[start INFORMATION PROVIDED]

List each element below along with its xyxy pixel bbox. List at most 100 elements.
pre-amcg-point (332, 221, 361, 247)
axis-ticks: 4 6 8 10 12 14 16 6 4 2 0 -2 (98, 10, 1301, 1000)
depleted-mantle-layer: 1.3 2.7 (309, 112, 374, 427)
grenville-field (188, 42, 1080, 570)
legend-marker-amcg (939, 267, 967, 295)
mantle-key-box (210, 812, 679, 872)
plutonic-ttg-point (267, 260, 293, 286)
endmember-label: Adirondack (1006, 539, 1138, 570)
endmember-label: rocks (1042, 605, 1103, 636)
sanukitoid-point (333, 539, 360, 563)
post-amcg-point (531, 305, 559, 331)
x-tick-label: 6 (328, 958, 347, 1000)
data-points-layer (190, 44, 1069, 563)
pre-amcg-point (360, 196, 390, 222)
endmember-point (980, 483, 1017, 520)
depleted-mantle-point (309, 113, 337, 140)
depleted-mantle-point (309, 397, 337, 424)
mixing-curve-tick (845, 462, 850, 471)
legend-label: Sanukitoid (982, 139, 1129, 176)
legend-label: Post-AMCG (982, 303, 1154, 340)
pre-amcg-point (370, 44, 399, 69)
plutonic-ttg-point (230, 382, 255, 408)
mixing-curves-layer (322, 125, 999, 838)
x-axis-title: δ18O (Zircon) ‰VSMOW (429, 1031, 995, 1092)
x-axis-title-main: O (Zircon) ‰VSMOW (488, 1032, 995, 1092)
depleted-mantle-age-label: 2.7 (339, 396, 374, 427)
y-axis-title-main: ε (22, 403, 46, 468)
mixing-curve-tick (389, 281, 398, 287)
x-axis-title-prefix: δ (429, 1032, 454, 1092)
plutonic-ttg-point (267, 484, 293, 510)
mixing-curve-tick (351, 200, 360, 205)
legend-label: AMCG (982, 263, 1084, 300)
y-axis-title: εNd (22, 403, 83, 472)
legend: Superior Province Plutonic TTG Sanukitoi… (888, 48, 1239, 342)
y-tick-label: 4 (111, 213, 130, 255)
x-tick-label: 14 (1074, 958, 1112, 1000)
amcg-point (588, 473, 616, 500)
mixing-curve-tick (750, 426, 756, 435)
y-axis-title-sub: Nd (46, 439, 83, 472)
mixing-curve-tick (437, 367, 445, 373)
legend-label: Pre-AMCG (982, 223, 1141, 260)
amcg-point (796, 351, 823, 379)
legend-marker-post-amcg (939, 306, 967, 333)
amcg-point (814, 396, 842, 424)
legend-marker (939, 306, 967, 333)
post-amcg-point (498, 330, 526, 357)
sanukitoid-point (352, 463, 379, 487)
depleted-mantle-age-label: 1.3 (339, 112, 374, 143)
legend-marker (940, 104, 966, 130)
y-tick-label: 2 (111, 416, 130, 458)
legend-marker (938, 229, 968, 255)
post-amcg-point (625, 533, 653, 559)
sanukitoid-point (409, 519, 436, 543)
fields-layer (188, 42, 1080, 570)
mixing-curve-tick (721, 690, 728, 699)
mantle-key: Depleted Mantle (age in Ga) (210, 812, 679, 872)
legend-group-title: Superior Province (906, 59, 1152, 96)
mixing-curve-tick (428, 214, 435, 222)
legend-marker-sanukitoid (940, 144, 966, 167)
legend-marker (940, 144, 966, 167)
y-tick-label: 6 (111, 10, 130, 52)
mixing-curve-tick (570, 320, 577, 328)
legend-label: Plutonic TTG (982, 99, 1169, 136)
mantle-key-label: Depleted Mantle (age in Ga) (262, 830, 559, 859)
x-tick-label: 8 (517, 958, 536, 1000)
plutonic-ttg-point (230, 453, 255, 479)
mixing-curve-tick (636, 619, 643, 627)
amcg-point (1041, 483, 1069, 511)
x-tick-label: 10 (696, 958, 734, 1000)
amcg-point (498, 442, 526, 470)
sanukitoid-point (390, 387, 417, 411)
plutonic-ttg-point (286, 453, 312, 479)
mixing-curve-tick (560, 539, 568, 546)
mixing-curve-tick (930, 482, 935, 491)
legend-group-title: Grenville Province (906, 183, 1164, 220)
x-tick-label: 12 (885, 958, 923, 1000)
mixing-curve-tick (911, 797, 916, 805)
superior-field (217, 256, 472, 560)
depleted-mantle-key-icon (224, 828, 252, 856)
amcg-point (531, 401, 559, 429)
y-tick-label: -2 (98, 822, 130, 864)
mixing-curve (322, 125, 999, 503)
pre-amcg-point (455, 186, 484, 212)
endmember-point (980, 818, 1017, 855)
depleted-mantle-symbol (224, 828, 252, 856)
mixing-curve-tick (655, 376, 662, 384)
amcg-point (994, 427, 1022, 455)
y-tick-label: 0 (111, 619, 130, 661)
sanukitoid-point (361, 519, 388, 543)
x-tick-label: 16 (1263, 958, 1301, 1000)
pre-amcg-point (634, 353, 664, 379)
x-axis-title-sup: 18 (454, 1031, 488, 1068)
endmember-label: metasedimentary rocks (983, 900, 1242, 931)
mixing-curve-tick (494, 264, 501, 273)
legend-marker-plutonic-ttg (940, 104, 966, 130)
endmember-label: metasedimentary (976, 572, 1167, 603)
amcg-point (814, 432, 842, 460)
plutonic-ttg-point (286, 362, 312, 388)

[end INFORMATION PROVIDED]

SHORT EXERCISE:
Reproduce every line of the data above word for word, changing nothing.

ANSWER TO THIS PROBLEM:
List each element below along with its xyxy pixel bbox. List at most 100 elements.
pre-amcg-point (332, 221, 361, 247)
axis-ticks: 4 6 8 10 12 14 16 6 4 2 0 -2 (98, 10, 1301, 1000)
depleted-mantle-layer: 1.3 2.7 (309, 112, 374, 427)
grenville-field (188, 42, 1080, 570)
legend-marker-amcg (939, 267, 967, 295)
mantle-key-box (210, 812, 679, 872)
plutonic-ttg-point (267, 260, 293, 286)
endmember-label: Adirondack (1006, 539, 1138, 570)
endmember-label: rocks (1042, 605, 1103, 636)
sanukitoid-point (333, 539, 360, 563)
post-amcg-point (531, 305, 559, 331)
x-tick-label: 6 (328, 958, 347, 1000)
data-points-layer (190, 44, 1069, 563)
pre-amcg-point (360, 196, 390, 222)
endmember-point (980, 483, 1017, 520)
depleted-mantle-point (309, 113, 337, 140)
depleted-mantle-point (309, 397, 337, 424)
mixing-curve-tick (845, 462, 850, 471)
legend-label: Sanukitoid (982, 139, 1129, 176)
legend-label: Post-AMCG (982, 303, 1154, 340)
pre-amcg-point (370, 44, 399, 69)
plutonic-ttg-point (230, 382, 255, 408)
mixing-curves-layer (322, 125, 999, 838)
x-axis-title: δ18O (Zircon) ‰VSMOW (429, 1031, 995, 1092)
x-axis-title-main: O (Zircon) ‰VSMOW (488, 1032, 995, 1092)
depleted-mantle-age-label: 2.7 (339, 396, 374, 427)
y-axis-title-main: ε (22, 403, 46, 468)
mixing-curve-tick (389, 281, 398, 287)
x-axis-title-prefix: δ (429, 1032, 454, 1092)
plutonic-ttg-point (267, 484, 293, 510)
mixing-curve-tick (351, 200, 360, 205)
legend-label: AMCG (982, 263, 1084, 300)
y-axis-title: εNd (22, 403, 83, 472)
legend: Superior Province Plutonic TTG Sanukitoi… (888, 48, 1239, 342)
y-tick-label: 4 (111, 213, 130, 255)
x-tick-label: 14 (1074, 958, 1112, 1000)
amcg-point (588, 473, 616, 500)
mixing-curve-tick (750, 426, 756, 435)
y-axis-title-sub: Nd (46, 439, 83, 472)
mixing-curve-tick (437, 367, 445, 373)
legend-label: Pre-AMCG (982, 223, 1141, 260)
amcg-point (796, 351, 823, 379)
legend-marker-post-amcg (939, 306, 967, 333)
amcg-point (814, 396, 842, 424)
legend-marker (939, 306, 967, 333)
post-amcg-point (498, 330, 526, 357)
sanukitoid-point (352, 463, 379, 487)
depleted-mantle-age-label: 1.3 (339, 112, 374, 143)
legend-marker (940, 104, 966, 130)
y-tick-label: 2 (111, 416, 130, 458)
legend-marker (938, 229, 968, 255)
post-amcg-point (625, 533, 653, 559)
sanukitoid-point (409, 519, 436, 543)
fields-layer (188, 42, 1080, 570)
mixing-curve-tick (721, 690, 728, 699)
mantle-key: Depleted Mantle (age in Ga) (210, 812, 679, 872)
legend-group-title: Superior Province (906, 59, 1152, 96)
mixing-curve-tick (428, 214, 435, 222)
legend-marker-sanukitoid (940, 144, 966, 167)
legend-marker (940, 144, 966, 167)
y-tick-label: 6 (111, 10, 130, 52)
mixing-curve-tick (570, 320, 577, 328)
legend-label: Plutonic TTG (982, 99, 1169, 136)
mantle-key-label: Depleted Mantle (age in Ga) (262, 830, 559, 859)
x-tick-label: 8 (517, 958, 536, 1000)
plutonic-ttg-point (230, 453, 255, 479)
mixing-curve-tick (636, 619, 643, 627)
amcg-point (1041, 483, 1069, 511)
x-tick-label: 10 (696, 958, 734, 1000)
amcg-point (498, 442, 526, 470)
sanukitoid-point (390, 387, 417, 411)
plutonic-ttg-point (286, 453, 312, 479)
mixing-curve-tick (560, 539, 568, 546)
mixing-curve-tick (930, 482, 935, 491)
legend-group-title: Grenville Province (906, 183, 1164, 220)
x-tick-label: 12 (885, 958, 923, 1000)
mixing-curve-tick (911, 797, 916, 805)
superior-field (217, 256, 472, 560)
depleted-mantle-key-icon (224, 828, 252, 856)
amcg-point (531, 401, 559, 429)
y-tick-label: -2 (98, 822, 130, 864)
mixing-curve (322, 125, 999, 503)
pre-amcg-point (455, 186, 484, 212)
endmember-point (980, 818, 1017, 855)
depleted-mantle-symbol (224, 828, 252, 856)
mixing-curve-tick (655, 376, 662, 384)
amcg-point (994, 427, 1022, 455)
y-tick-label: 0 (111, 619, 130, 661)
sanukitoid-point (361, 519, 388, 543)
x-tick-label: 16 (1263, 958, 1301, 1000)
pre-amcg-point (634, 353, 664, 379)
x-axis-title-sup: 18 (454, 1031, 488, 1068)
endmember-label: metasedimentary rocks (983, 900, 1242, 931)
mixing-curve-tick (494, 264, 501, 273)
legend-marker-plutonic-ttg (940, 104, 966, 130)
endmember-label: metasedimentary (976, 572, 1167, 603)
amcg-point (814, 432, 842, 460)
plutonic-ttg-point (286, 362, 312, 388)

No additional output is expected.